■ **Records to process**
********************
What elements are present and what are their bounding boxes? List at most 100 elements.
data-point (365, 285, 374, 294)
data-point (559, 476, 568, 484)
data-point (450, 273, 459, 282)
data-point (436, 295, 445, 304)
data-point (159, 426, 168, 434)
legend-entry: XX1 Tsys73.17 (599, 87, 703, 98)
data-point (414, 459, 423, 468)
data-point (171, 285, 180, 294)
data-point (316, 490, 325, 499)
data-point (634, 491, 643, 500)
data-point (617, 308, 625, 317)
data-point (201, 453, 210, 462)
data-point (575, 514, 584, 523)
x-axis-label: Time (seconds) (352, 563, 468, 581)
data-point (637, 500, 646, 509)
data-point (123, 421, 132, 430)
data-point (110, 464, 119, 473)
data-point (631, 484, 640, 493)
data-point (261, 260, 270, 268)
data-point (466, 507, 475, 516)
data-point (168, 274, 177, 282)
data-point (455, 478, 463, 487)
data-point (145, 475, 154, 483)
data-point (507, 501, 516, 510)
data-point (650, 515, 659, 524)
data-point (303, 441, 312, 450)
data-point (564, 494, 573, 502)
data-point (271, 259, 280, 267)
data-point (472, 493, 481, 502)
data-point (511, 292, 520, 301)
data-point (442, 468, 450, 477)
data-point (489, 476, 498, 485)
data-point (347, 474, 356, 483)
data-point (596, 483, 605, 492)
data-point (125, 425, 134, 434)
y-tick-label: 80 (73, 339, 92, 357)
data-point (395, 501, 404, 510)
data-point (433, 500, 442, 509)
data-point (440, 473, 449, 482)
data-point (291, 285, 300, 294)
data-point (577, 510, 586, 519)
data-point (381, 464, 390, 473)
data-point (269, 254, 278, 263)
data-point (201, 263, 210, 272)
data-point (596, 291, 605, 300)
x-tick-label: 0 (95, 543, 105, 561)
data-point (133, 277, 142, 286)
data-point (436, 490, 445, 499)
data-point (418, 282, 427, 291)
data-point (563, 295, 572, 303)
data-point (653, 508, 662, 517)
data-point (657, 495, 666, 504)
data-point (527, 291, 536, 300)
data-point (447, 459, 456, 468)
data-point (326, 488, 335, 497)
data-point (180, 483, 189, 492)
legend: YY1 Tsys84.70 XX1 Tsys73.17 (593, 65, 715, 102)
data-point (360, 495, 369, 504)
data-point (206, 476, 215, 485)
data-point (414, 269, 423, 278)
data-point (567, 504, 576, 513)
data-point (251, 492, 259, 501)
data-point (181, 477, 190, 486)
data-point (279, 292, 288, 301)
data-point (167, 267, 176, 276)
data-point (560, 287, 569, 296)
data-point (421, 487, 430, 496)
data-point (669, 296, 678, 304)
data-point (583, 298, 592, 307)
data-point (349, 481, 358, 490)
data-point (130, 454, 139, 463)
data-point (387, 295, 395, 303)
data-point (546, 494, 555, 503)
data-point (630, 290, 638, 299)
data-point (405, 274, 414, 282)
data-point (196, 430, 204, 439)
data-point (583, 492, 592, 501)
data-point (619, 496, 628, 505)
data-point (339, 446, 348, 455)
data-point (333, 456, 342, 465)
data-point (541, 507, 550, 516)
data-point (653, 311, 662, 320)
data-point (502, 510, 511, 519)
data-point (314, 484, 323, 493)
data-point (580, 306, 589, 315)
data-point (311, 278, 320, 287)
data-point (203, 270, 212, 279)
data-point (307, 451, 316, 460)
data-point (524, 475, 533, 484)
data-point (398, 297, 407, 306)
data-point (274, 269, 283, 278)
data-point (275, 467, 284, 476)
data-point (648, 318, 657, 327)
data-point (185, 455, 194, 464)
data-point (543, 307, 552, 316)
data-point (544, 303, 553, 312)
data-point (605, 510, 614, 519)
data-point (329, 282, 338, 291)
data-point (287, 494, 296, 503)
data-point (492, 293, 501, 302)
********************
■ **Written request**
Reproduce every line above verbatim, from the first line through the last, changing nothing.

■ **Exercise answer**
What elements are present and what are their bounding boxes? List at most 100 elements.
data-point (365, 285, 374, 294)
data-point (559, 476, 568, 484)
data-point (450, 273, 459, 282)
data-point (436, 295, 445, 304)
data-point (159, 426, 168, 434)
legend-entry: XX1 Tsys73.17 (599, 87, 703, 98)
data-point (414, 459, 423, 468)
data-point (171, 285, 180, 294)
data-point (316, 490, 325, 499)
data-point (634, 491, 643, 500)
data-point (617, 308, 625, 317)
data-point (201, 453, 210, 462)
data-point (575, 514, 584, 523)
x-axis-label: Time (seconds) (352, 563, 468, 581)
data-point (637, 500, 646, 509)
data-point (123, 421, 132, 430)
data-point (110, 464, 119, 473)
data-point (631, 484, 640, 493)
data-point (261, 260, 270, 268)
data-point (466, 507, 475, 516)
data-point (168, 274, 177, 282)
data-point (455, 478, 463, 487)
data-point (145, 475, 154, 483)
data-point (507, 501, 516, 510)
data-point (650, 515, 659, 524)
data-point (303, 441, 312, 450)
data-point (564, 494, 573, 502)
data-point (271, 259, 280, 267)
data-point (472, 493, 481, 502)
data-point (511, 292, 520, 301)
data-point (442, 468, 450, 477)
data-point (489, 476, 498, 485)
data-point (347, 474, 356, 483)
data-point (596, 483, 605, 492)
data-point (125, 425, 134, 434)
y-tick-label: 80 (73, 339, 92, 357)
data-point (395, 501, 404, 510)
data-point (433, 500, 442, 509)
data-point (440, 473, 449, 482)
data-point (291, 285, 300, 294)
data-point (577, 510, 586, 519)
data-point (381, 464, 390, 473)
data-point (269, 254, 278, 263)
data-point (201, 263, 210, 272)
data-point (596, 291, 605, 300)
x-tick-label: 0 (95, 543, 105, 561)
data-point (133, 277, 142, 286)
data-point (436, 490, 445, 499)
data-point (418, 282, 427, 291)
data-point (563, 295, 572, 303)
data-point (653, 508, 662, 517)
data-point (657, 495, 666, 504)
data-point (527, 291, 536, 300)
data-point (447, 459, 456, 468)
data-point (326, 488, 335, 497)
data-point (180, 483, 189, 492)
legend: YY1 Tsys84.70 XX1 Tsys73.17 (593, 65, 715, 102)
data-point (360, 495, 369, 504)
data-point (206, 476, 215, 485)
data-point (414, 269, 423, 278)
data-point (567, 504, 576, 513)
data-point (251, 492, 259, 501)
data-point (181, 477, 190, 486)
data-point (279, 292, 288, 301)
data-point (167, 267, 176, 276)
data-point (560, 287, 569, 296)
data-point (421, 487, 430, 496)
data-point (669, 296, 678, 304)
data-point (583, 298, 592, 307)
data-point (349, 481, 358, 490)
data-point (130, 454, 139, 463)
data-point (387, 295, 395, 303)
data-point (546, 494, 555, 503)
data-point (630, 290, 638, 299)
data-point (405, 274, 414, 282)
data-point (196, 430, 204, 439)
data-point (583, 492, 592, 501)
data-point (619, 496, 628, 505)
data-point (339, 446, 348, 455)
data-point (333, 456, 342, 465)
data-point (541, 507, 550, 516)
data-point (653, 311, 662, 320)
data-point (502, 510, 511, 519)
data-point (314, 484, 323, 493)
data-point (580, 306, 589, 315)
data-point (311, 278, 320, 287)
data-point (203, 270, 212, 279)
data-point (307, 451, 316, 460)
data-point (524, 475, 533, 484)
data-point (398, 297, 407, 306)
data-point (274, 269, 283, 278)
data-point (275, 467, 284, 476)
data-point (648, 318, 657, 327)
data-point (185, 455, 194, 464)
data-point (543, 307, 552, 316)
data-point (544, 303, 553, 312)
data-point (605, 510, 614, 519)
data-point (329, 282, 338, 291)
data-point (287, 494, 296, 503)
data-point (492, 293, 501, 302)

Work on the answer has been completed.